**PROBLEM REQUIREMENTS:** All of the records below need to be written out exactly, but without the pictures.

────

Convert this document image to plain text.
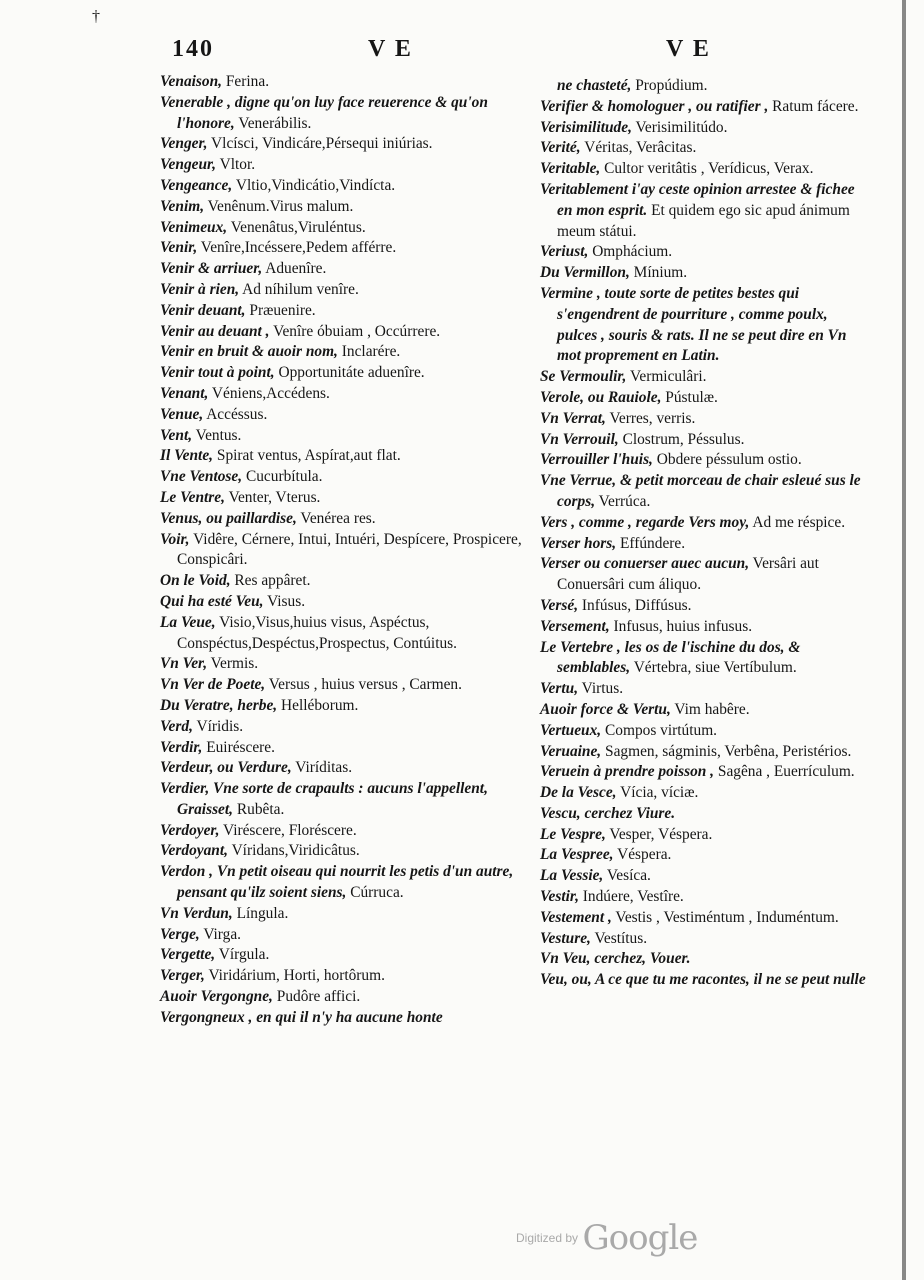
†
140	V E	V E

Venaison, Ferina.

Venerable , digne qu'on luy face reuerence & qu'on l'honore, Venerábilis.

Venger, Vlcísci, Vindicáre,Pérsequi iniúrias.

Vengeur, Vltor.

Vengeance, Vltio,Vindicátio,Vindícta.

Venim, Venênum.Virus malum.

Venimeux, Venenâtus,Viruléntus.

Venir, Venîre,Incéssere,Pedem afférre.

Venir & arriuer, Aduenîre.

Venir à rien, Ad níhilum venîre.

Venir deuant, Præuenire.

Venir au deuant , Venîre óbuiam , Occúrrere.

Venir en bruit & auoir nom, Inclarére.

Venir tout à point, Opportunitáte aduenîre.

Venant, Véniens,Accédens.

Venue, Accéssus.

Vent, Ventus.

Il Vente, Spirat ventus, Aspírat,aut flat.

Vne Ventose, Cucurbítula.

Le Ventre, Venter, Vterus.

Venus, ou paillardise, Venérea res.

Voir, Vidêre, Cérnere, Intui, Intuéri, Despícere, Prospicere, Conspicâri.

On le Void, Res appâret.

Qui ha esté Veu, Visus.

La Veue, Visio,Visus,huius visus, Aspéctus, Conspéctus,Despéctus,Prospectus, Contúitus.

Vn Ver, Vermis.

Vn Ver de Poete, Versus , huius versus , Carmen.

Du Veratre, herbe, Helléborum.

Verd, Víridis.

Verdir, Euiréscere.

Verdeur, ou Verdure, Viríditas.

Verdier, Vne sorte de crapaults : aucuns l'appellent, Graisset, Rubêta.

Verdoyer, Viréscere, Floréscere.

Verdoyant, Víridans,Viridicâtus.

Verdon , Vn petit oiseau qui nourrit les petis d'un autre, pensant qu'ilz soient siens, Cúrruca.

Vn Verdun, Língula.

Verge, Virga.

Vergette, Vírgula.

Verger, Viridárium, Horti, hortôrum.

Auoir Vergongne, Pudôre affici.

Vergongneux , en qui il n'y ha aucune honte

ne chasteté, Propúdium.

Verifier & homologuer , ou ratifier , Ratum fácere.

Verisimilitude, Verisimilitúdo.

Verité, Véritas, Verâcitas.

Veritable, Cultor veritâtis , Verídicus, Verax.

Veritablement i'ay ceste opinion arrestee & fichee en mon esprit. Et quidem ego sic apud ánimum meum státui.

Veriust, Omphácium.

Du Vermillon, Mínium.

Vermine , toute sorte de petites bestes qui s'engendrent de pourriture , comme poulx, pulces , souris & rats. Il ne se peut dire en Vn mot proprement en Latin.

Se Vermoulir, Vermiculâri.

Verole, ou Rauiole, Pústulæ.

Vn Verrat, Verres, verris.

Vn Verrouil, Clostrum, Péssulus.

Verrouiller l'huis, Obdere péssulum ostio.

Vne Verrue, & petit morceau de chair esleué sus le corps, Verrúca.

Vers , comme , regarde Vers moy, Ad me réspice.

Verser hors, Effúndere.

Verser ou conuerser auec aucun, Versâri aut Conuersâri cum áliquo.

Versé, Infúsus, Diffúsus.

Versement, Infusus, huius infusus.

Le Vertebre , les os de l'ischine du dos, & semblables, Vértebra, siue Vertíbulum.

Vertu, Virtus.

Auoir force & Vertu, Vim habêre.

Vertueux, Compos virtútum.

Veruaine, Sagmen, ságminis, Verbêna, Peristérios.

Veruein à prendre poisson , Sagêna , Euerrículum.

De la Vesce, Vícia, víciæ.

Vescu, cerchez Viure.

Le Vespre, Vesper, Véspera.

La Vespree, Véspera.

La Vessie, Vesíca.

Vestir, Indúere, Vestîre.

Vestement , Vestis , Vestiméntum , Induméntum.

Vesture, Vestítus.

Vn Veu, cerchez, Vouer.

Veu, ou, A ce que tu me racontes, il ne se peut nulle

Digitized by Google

────

**SOLUTION TO THE PROBLEM:**
Convert this document image to plain text.
†
140	V E	V E

Venaison, Ferina.

Venerable , digne qu'on luy face reuerence & qu'on l'honore, Venerábilis.

Venger, Vlcísci, Vindicáre,Pérsequi iniúrias.

Vengeur, Vltor.

Vengeance, Vltio,Vindicátio,Vindícta.

Venim, Venênum.Virus malum.

Venimeux, Venenâtus,Viruléntus.

Venir, Venîre,Incéssere,Pedem afférre.

Venir & arriuer, Aduenîre.

Venir à rien, Ad níhilum venîre.

Venir deuant, Præuenire.

Venir au deuant , Venîre óbuiam , Occúrrere.

Venir en bruit & auoir nom, Inclarére.

Venir tout à point, Opportunitáte aduenîre.

Venant, Véniens,Accédens.

Venue, Accéssus.

Vent, Ventus.

Il Vente, Spirat ventus, Aspírat,aut flat.

Vne Ventose, Cucurbítula.

Le Ventre, Venter, Vterus.

Venus, ou paillardise, Venérea res.

Voir, Vidêre, Cérnere, Intui, Intuéri, Despícere, Prospicere, Conspicâri.

On le Void, Res appâret.

Qui ha esté Veu, Visus.

La Veue, Visio,Visus,huius visus, Aspéctus, Conspéctus,Despéctus,Prospectus, Contúitus.

Vn Ver, Vermis.

Vn Ver de Poete, Versus , huius versus , Carmen.

Du Veratre, herbe, Helléborum.

Verd, Víridis.

Verdir, Euiréscere.

Verdeur, ou Verdure, Viríditas.

Verdier, Vne sorte de crapaults : aucuns l'appellent, Graisset, Rubêta.

Verdoyer, Viréscere, Floréscere.

Verdoyant, Víridans,Viridicâtus.

Verdon , Vn petit oiseau qui nourrit les petis d'un autre, pensant qu'ilz soient siens, Cúrruca.

Vn Verdun, Língula.

Verge, Virga.

Vergette, Vírgula.

Verger, Viridárium, Horti, hortôrum.

Auoir Vergongne, Pudôre affici.

Vergongneux , en qui il n'y ha aucune honte

ne chasteté, Propúdium.

Verifier & homologuer , ou ratifier , Ratum fácere.

Verisimilitude, Verisimilitúdo.

Verité, Véritas, Verâcitas.

Veritable, Cultor veritâtis , Verídicus, Verax.

Veritablement i'ay ceste opinion arrestee & fichee en mon esprit. Et quidem ego sic apud ánimum meum státui.

Veriust, Omphácium.

Du Vermillon, Mínium.

Vermine , toute sorte de petites bestes qui s'engendrent de pourriture , comme poulx, pulces , souris & rats. Il ne se peut dire en Vn mot proprement en Latin.

Se Vermoulir, Vermiculâri.

Verole, ou Rauiole, Pústulæ.

Vn Verrat, Verres, verris.

Vn Verrouil, Clostrum, Péssulus.

Verrouiller l'huis, Obdere péssulum ostio.

Vne Verrue, & petit morceau de chair esleué sus le corps, Verrúca.

Vers , comme , regarde Vers moy, Ad me réspice.

Verser hors, Effúndere.

Verser ou conuerser auec aucun, Versâri aut Conuersâri cum áliquo.

Versé, Infúsus, Diffúsus.

Versement, Infusus, huius infusus.

Le Vertebre , les os de l'ischine du dos, & semblables, Vértebra, siue Vertíbulum.

Vertu, Virtus.

Auoir force & Vertu, Vim habêre.

Vertueux, Compos virtútum.

Veruaine, Sagmen, ságminis, Verbêna, Peristérios.

Veruein à prendre poisson , Sagêna , Euerrículum.

De la Vesce, Vícia, víciæ.

Vescu, cerchez Viure.

Le Vespre, Vesper, Véspera.

La Vespree, Véspera.

La Vessie, Vesíca.

Vestir, Indúere, Vestîre.

Vestement , Vestis , Vestiméntum , Induméntum.

Vesture, Vestítus.

Vn Veu, cerchez, Vouer.

Veu, ou, A ce que tu me racontes, il ne se peut nulle

Digitized by Google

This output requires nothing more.